■ STATED PROBLEM
Exactly reproduce all the records, keeping pictures out of the copy.

(Dataset entries)
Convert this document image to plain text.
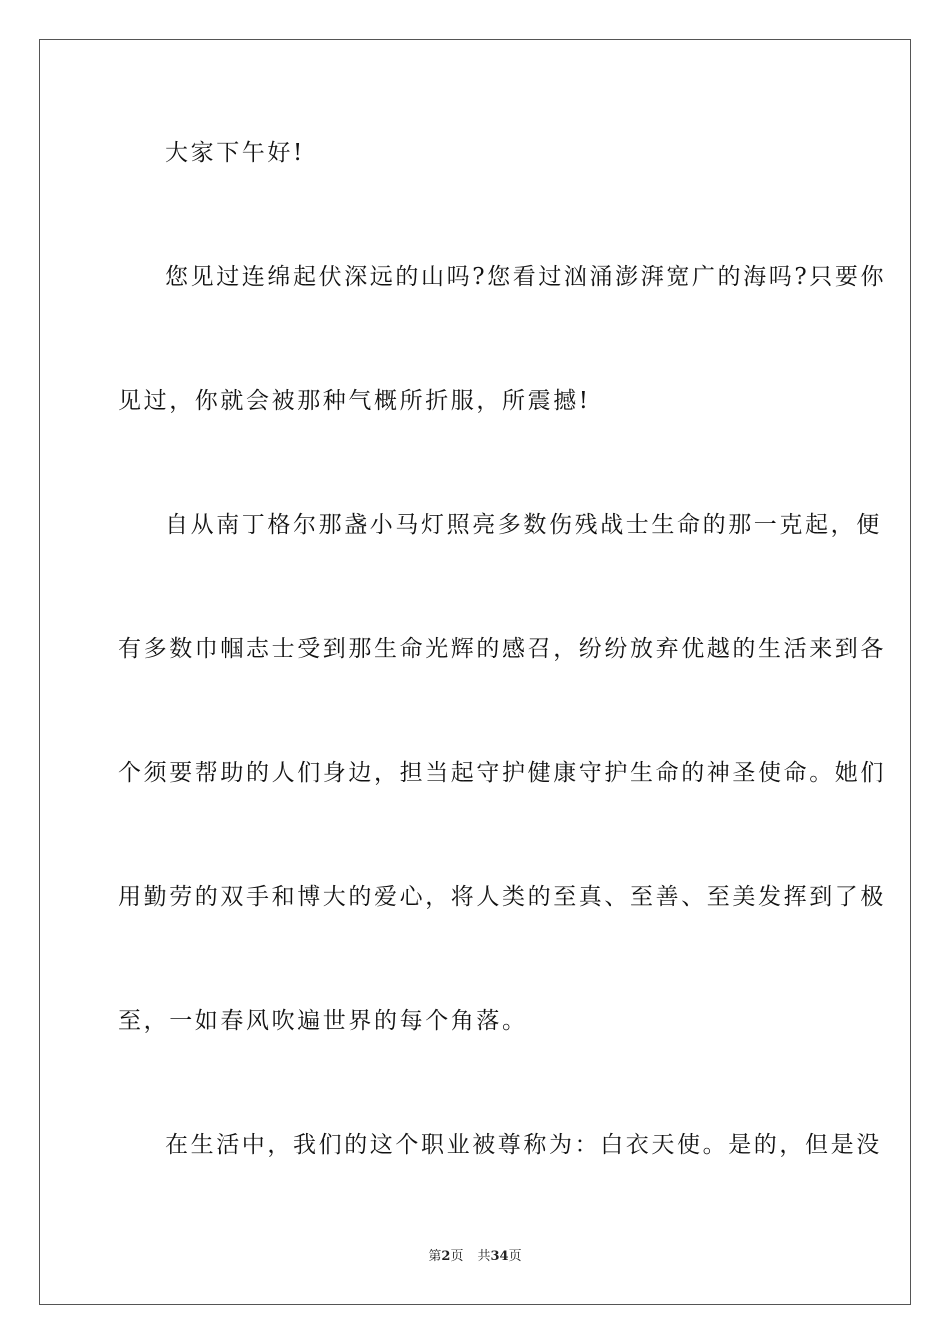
大家下午好!
您见过连绵起伏深远的山吗?您看过汹涌澎湃宽广的海吗?只要你
见过，你就会被那种气概所折服，所震撼!
自从南丁格尔那盏小马灯照亮多数伤残战士生命的那一克起，便
有多数巾帼志士受到那生命光辉的感召，纷纷放弃优越的生活来到各
个须要帮助的人们身边，担当起守护健康守护生命的神圣使命。她们
用勤劳的双手和博大的爱心，将人类的至真、至善、至美发挥到了极
至，一如春风吹遍世界的每个角落。
在生活中，我们的这个职业被尊称为：白衣天使。是的，但是没
第2页 共34页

■ SOLUTION
Convert this document image to plain text.
大家下午好!
您见过连绵起伏深远的山吗?您看过汹涌澎湃宽广的海吗?只要你
见过，你就会被那种气概所折服，所震撼!
自从南丁格尔那盏小马灯照亮多数伤残战士生命的那一克起，便
有多数巾帼志士受到那生命光辉的感召，纷纷放弃优越的生活来到各
个须要帮助的人们身边，担当起守护健康守护生命的神圣使命。她们
用勤劳的双手和博大的爱心，将人类的至真、至善、至美发挥到了极
至，一如春风吹遍世界的每个角落。
在生活中，我们的这个职业被尊称为：白衣天使。是的，但是没
第2页 共34页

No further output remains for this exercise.